Source material section start
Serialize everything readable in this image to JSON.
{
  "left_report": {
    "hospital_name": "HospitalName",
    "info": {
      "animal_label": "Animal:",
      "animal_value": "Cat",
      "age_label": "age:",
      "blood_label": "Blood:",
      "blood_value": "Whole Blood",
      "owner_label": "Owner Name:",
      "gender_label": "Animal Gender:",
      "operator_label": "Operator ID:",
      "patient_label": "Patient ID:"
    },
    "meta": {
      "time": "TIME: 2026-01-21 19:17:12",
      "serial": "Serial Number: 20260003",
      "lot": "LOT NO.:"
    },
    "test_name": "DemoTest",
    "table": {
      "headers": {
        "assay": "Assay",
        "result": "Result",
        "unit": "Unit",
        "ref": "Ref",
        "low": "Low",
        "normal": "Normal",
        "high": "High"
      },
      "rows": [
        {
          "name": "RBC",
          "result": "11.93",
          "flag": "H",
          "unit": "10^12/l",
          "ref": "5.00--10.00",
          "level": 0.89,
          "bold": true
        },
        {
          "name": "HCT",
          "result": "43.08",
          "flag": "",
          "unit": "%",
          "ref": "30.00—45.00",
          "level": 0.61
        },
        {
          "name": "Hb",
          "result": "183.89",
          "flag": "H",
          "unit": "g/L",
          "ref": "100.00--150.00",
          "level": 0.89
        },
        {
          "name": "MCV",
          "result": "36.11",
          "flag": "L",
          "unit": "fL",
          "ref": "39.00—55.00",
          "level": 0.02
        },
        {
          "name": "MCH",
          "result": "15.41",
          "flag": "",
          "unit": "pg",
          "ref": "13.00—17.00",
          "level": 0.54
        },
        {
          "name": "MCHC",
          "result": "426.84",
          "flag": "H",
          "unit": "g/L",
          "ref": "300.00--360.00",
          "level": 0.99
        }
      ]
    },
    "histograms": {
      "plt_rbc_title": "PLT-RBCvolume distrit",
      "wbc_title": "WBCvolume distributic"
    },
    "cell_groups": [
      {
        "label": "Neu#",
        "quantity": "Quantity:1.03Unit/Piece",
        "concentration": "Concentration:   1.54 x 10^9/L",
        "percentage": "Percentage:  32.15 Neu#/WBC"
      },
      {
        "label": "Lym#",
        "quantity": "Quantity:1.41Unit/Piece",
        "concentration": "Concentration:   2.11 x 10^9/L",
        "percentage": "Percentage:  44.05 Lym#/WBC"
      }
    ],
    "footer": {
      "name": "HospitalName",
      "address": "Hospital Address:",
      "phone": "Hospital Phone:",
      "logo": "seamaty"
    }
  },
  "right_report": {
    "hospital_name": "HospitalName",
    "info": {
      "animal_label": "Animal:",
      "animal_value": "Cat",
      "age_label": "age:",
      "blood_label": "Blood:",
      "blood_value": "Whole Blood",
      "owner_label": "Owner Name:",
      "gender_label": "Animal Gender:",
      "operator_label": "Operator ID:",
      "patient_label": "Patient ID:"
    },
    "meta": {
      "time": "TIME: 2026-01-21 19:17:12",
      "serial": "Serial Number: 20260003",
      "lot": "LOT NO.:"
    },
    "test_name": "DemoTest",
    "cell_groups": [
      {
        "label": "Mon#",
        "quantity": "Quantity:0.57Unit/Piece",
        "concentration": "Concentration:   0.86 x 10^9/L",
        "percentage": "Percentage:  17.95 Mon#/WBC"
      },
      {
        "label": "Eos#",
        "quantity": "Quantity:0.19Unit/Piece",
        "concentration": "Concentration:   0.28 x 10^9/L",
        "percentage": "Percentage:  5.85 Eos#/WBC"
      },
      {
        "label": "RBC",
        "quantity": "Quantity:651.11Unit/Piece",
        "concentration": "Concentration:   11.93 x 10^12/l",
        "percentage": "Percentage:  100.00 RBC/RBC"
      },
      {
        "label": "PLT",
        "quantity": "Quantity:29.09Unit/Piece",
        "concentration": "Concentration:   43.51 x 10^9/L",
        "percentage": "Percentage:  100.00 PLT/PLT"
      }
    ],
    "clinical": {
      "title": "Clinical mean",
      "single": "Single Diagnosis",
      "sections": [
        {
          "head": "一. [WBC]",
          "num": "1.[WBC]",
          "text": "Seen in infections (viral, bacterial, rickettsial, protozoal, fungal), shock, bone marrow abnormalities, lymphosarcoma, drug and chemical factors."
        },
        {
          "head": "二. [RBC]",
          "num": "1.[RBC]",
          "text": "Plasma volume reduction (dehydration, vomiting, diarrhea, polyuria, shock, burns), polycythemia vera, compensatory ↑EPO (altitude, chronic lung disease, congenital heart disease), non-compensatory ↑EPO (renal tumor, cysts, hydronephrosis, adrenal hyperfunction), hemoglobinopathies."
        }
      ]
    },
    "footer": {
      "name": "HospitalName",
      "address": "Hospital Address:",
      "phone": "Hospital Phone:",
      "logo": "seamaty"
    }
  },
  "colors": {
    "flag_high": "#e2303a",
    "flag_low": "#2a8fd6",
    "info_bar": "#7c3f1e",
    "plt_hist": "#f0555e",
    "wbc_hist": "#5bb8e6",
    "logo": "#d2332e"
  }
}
Source material section end
[Assignment] From the entries above, copy out every line where the string "Percentage" appears.

[Solution]
        "percentage": "Percentage:  32.15 Neu#/WBC"
        "percentage": "Percentage:  44.05 Lym#/WBC"
        "percentage": "Percentage:  17.95 Mon#/WBC"
        "percentage": "Percentage:  5.85 Eos#/WBC"
        "percentage": "Percentage:  100.00 RBC/RBC"
        "percentage": "Percentage:  100.00 PLT/PLT"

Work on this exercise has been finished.